• **Source records**
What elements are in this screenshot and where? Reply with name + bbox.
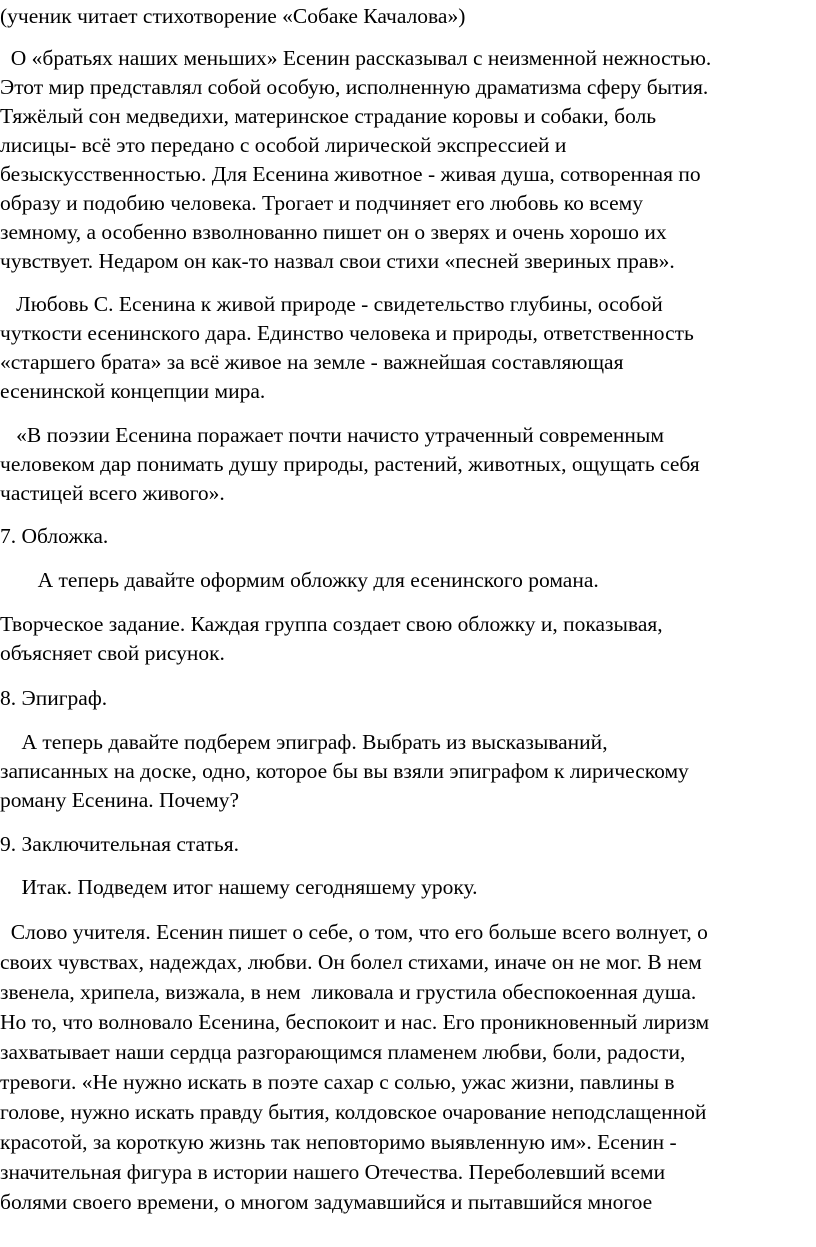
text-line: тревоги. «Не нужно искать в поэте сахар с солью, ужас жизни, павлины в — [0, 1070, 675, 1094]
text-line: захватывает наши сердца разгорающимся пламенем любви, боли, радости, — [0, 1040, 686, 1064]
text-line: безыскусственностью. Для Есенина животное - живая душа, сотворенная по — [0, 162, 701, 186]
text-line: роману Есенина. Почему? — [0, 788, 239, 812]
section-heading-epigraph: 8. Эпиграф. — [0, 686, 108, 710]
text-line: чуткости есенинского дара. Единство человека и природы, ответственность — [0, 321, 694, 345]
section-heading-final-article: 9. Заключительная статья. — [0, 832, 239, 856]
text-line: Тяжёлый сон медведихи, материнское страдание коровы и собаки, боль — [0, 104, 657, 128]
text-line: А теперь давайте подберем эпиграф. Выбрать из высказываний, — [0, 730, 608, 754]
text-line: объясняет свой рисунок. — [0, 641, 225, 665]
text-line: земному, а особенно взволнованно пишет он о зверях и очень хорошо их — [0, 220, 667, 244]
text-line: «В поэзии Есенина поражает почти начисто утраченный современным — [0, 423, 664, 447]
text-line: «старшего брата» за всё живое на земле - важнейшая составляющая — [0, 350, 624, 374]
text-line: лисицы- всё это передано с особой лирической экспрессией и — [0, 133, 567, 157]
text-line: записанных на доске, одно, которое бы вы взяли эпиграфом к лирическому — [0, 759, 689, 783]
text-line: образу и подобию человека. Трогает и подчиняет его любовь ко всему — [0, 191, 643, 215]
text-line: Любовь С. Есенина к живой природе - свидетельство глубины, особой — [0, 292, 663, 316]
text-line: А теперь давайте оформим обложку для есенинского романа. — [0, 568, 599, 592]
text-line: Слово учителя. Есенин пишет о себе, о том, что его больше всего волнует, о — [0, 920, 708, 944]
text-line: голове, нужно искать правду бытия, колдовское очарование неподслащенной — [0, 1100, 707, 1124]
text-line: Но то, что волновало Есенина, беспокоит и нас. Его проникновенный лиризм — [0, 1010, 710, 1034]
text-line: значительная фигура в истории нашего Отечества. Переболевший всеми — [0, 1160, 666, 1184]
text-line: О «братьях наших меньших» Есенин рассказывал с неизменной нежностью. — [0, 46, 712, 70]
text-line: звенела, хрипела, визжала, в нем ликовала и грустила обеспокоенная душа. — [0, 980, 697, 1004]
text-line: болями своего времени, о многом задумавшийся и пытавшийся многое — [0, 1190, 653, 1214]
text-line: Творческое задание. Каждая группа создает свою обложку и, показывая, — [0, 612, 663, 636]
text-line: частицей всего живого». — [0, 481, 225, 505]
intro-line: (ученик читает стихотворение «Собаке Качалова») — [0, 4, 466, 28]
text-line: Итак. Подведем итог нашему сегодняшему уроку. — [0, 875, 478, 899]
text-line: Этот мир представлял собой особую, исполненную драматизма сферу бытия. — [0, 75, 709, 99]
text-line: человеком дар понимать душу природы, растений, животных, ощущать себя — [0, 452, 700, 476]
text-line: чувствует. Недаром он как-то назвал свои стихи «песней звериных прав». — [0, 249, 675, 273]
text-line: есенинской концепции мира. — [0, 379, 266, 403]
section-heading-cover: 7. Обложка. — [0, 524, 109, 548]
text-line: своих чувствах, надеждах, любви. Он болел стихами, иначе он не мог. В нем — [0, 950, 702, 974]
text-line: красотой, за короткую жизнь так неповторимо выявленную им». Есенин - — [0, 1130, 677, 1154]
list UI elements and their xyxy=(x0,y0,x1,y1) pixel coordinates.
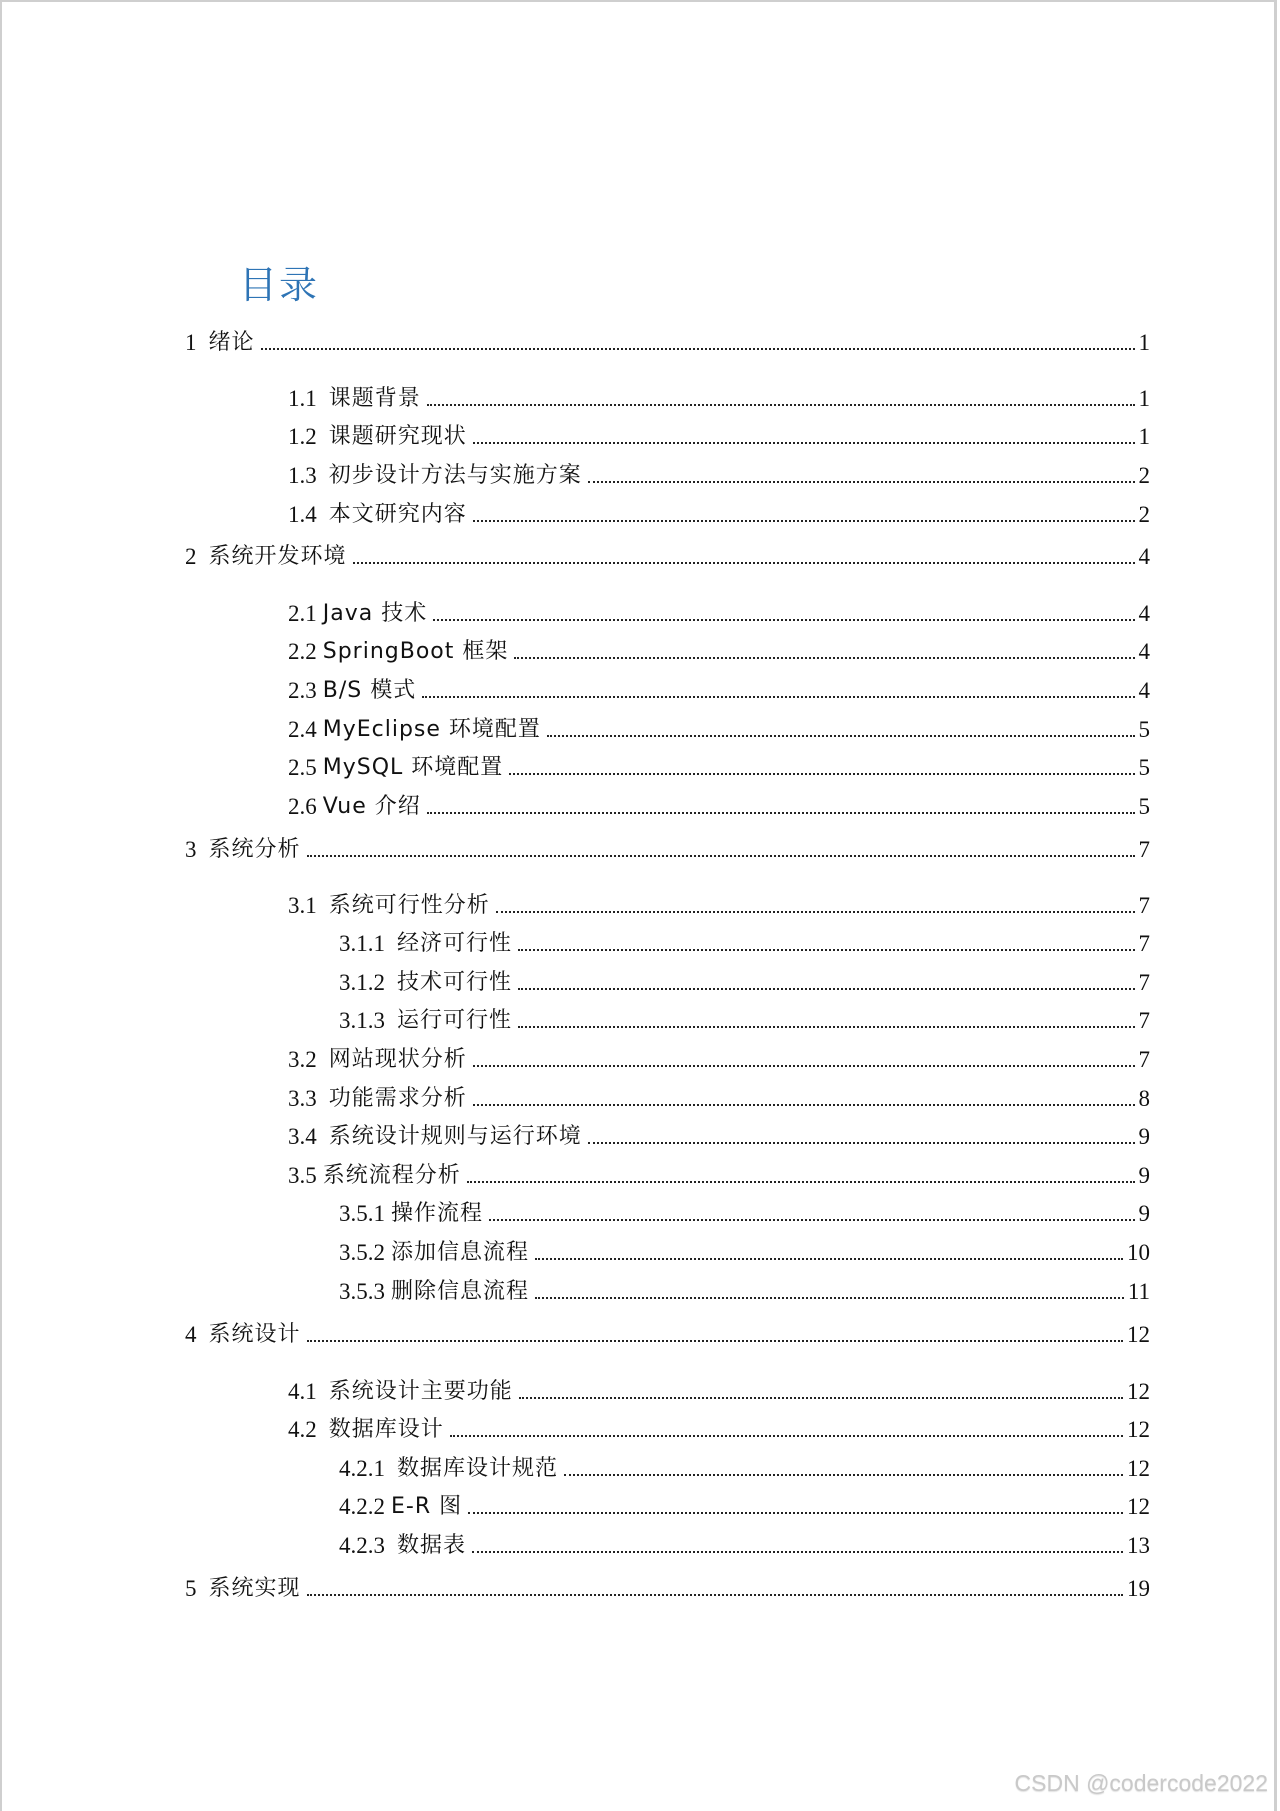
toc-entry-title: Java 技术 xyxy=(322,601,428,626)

• **Task brief**
Copy the lines from the one containing "1070, 675, 1094]" through the one containing "text-line: болями своего", both included, and reproduce them unchanged.

• **Result**
text-line: тревоги. «Не нужно искать в поэте сахар с солью, ужас жизни, павлины в — [0, 1070, 675, 1094]
text-line: захватывает наши сердца разгорающимся пламенем любви, боли, радости, — [0, 1040, 686, 1064]
text-line: безыскусственностью. Для Есенина животное - живая душа, сотворенная по — [0, 162, 701, 186]
text-line: роману Есенина. Почему? — [0, 788, 239, 812]
section-heading-epigraph: 8. Эпиграф. — [0, 686, 108, 710]
text-line: чуткости есенинского дара. Единство человека и природы, ответственность — [0, 321, 694, 345]
section-heading-final-article: 9. Заключительная статья. — [0, 832, 239, 856]
text-line: Тяжёлый сон медведихи, материнское страдание коровы и собаки, боль — [0, 104, 657, 128]
text-line: А теперь давайте подберем эпиграф. Выбрать из высказываний, — [0, 730, 608, 754]
text-line: объясняет свой рисунок. — [0, 641, 225, 665]
text-line: земному, а особенно взволнованно пишет он о зверях и очень хорошо их — [0, 220, 667, 244]
text-line: «В поэзии Есенина поражает почти начисто утраченный современным — [0, 423, 664, 447]
text-line: «старшего брата» за всё живое на земле - важнейшая составляющая — [0, 350, 624, 374]
text-line: лисицы- всё это передано с особой лирической экспрессией и — [0, 133, 567, 157]
text-line: записанных на доске, одно, которое бы вы взяли эпиграфом к лирическому — [0, 759, 689, 783]
text-line: образу и подобию человека. Трогает и подчиняет его любовь ко всему — [0, 191, 643, 215]
text-line: Любовь С. Есенина к живой природе - свидетельство глубины, особой — [0, 292, 663, 316]
text-line: А теперь давайте оформим обложку для есенинского романа. — [0, 568, 599, 592]
text-line: Слово учителя. Есенин пишет о себе, о том, что его больше всего волнует, о — [0, 920, 708, 944]
text-line: голове, нужно искать правду бытия, колдовское очарование неподслащенной — [0, 1100, 707, 1124]
text-line: Но то, что волновало Есенина, беспокоит и нас. Его проникновенный лиризм — [0, 1010, 710, 1034]
text-line: значительная фигура в истории нашего Отечества. Переболевший всеми — [0, 1160, 666, 1184]
text-line: О «братьях наших меньших» Есенин рассказывал с неизменной нежностью. — [0, 46, 712, 70]
text-line: звенела, хрипела, визжала, в нем ликовала и грустила обеспокоенная душа. — [0, 980, 697, 1004]
text-line: болями своего времени, о многом задумавшийся и пытавшийся многое — [0, 1190, 653, 1214]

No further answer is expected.